- **Task to complete**:
Copy the data that follows, character for character, minus the pictures.

Data records:
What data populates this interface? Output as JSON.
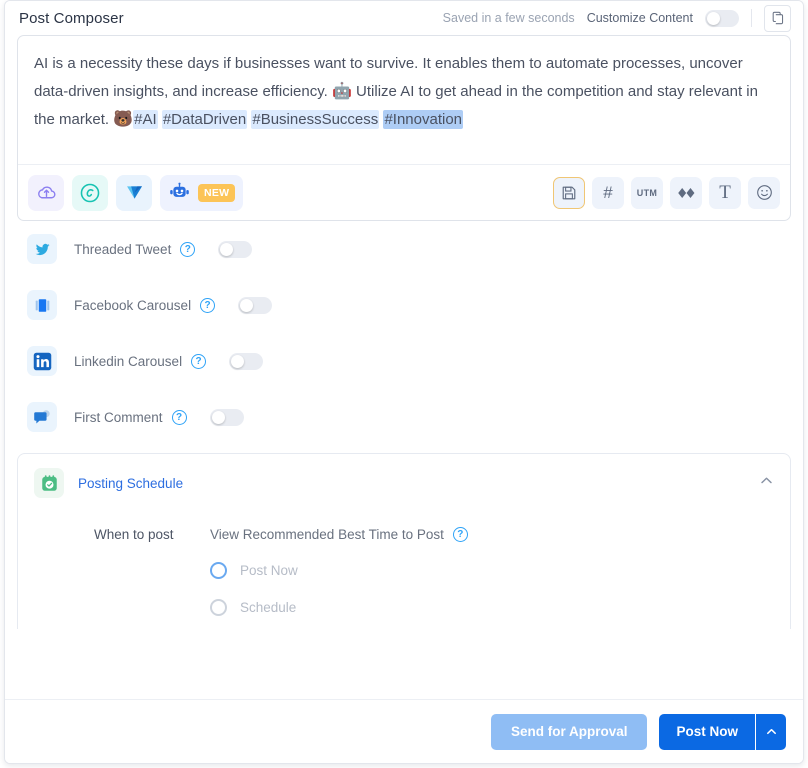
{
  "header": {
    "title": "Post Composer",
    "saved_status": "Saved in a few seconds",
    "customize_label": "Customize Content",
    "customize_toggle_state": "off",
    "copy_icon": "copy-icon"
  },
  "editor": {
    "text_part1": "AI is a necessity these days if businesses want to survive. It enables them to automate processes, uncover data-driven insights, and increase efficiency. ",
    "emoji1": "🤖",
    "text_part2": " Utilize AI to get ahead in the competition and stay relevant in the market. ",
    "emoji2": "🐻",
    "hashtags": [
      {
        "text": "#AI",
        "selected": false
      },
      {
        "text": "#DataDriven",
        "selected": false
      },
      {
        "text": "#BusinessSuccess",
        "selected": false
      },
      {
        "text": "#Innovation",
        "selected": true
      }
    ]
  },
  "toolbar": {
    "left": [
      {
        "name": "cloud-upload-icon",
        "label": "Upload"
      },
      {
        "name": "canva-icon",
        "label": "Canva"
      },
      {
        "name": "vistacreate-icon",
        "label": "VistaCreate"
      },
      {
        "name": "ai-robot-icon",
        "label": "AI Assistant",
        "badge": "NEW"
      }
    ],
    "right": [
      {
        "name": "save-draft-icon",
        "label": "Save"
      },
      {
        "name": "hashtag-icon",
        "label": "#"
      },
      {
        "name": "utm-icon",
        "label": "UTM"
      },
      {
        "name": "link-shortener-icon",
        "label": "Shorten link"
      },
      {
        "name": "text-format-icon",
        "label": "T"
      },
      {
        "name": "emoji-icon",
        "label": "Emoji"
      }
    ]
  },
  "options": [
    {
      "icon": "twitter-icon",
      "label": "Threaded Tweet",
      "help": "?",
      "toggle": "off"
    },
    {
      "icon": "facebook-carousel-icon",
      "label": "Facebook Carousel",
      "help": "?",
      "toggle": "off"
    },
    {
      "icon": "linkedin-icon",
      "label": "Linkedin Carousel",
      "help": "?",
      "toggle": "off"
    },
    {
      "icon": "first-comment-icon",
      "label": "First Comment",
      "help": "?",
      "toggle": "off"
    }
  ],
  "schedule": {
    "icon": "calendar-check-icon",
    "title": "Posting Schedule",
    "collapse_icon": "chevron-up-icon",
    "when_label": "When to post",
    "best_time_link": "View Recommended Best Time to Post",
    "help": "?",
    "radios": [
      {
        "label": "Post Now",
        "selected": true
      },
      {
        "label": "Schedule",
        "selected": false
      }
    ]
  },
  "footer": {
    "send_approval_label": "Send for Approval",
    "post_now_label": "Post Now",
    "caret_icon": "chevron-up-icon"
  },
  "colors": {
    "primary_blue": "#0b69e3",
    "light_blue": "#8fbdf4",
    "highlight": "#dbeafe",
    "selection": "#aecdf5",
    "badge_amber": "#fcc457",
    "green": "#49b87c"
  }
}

- **Solution for this problem**:
What data populates this interface? Output as JSON.
{
  "header": {
    "title": "Post Composer",
    "saved_status": "Saved in a few seconds",
    "customize_label": "Customize Content",
    "customize_toggle_state": "off",
    "copy_icon": "copy-icon"
  },
  "editor": {
    "text_part1": "AI is a necessity these days if businesses want to survive. It enables them to automate processes, uncover data-driven insights, and increase efficiency. ",
    "emoji1": "🤖",
    "text_part2": " Utilize AI to get ahead in the competition and stay relevant in the market. ",
    "emoji2": "🐻",
    "hashtags": [
      {
        "text": "#AI",
        "selected": false
      },
      {
        "text": "#DataDriven",
        "selected": false
      },
      {
        "text": "#BusinessSuccess",
        "selected": false
      },
      {
        "text": "#Innovation",
        "selected": true
      }
    ]
  },
  "toolbar": {
    "left": [
      {
        "name": "cloud-upload-icon",
        "label": "Upload"
      },
      {
        "name": "canva-icon",
        "label": "Canva"
      },
      {
        "name": "vistacreate-icon",
        "label": "VistaCreate"
      },
      {
        "name": "ai-robot-icon",
        "label": "AI Assistant",
        "badge": "NEW"
      }
    ],
    "right": [
      {
        "name": "save-draft-icon",
        "label": "Save"
      },
      {
        "name": "hashtag-icon",
        "label": "#"
      },
      {
        "name": "utm-icon",
        "label": "UTM"
      },
      {
        "name": "link-shortener-icon",
        "label": "Shorten link"
      },
      {
        "name": "text-format-icon",
        "label": "T"
      },
      {
        "name": "emoji-icon",
        "label": "Emoji"
      }
    ]
  },
  "options": [
    {
      "icon": "twitter-icon",
      "label": "Threaded Tweet",
      "help": "?",
      "toggle": "off"
    },
    {
      "icon": "facebook-carousel-icon",
      "label": "Facebook Carousel",
      "help": "?",
      "toggle": "off"
    },
    {
      "icon": "linkedin-icon",
      "label": "Linkedin Carousel",
      "help": "?",
      "toggle": "off"
    },
    {
      "icon": "first-comment-icon",
      "label": "First Comment",
      "help": "?",
      "toggle": "off"
    }
  ],
  "schedule": {
    "icon": "calendar-check-icon",
    "title": "Posting Schedule",
    "collapse_icon": "chevron-up-icon",
    "when_label": "When to post",
    "best_time_link": "View Recommended Best Time to Post",
    "help": "?",
    "radios": [
      {
        "label": "Post Now",
        "selected": true
      },
      {
        "label": "Schedule",
        "selected": false
      }
    ]
  },
  "footer": {
    "send_approval_label": "Send for Approval",
    "post_now_label": "Post Now",
    "caret_icon": "chevron-up-icon"
  },
  "colors": {
    "primary_blue": "#0b69e3",
    "light_blue": "#8fbdf4",
    "highlight": "#dbeafe",
    "selection": "#aecdf5",
    "badge_amber": "#fcc457",
    "green": "#49b87c"
  }
}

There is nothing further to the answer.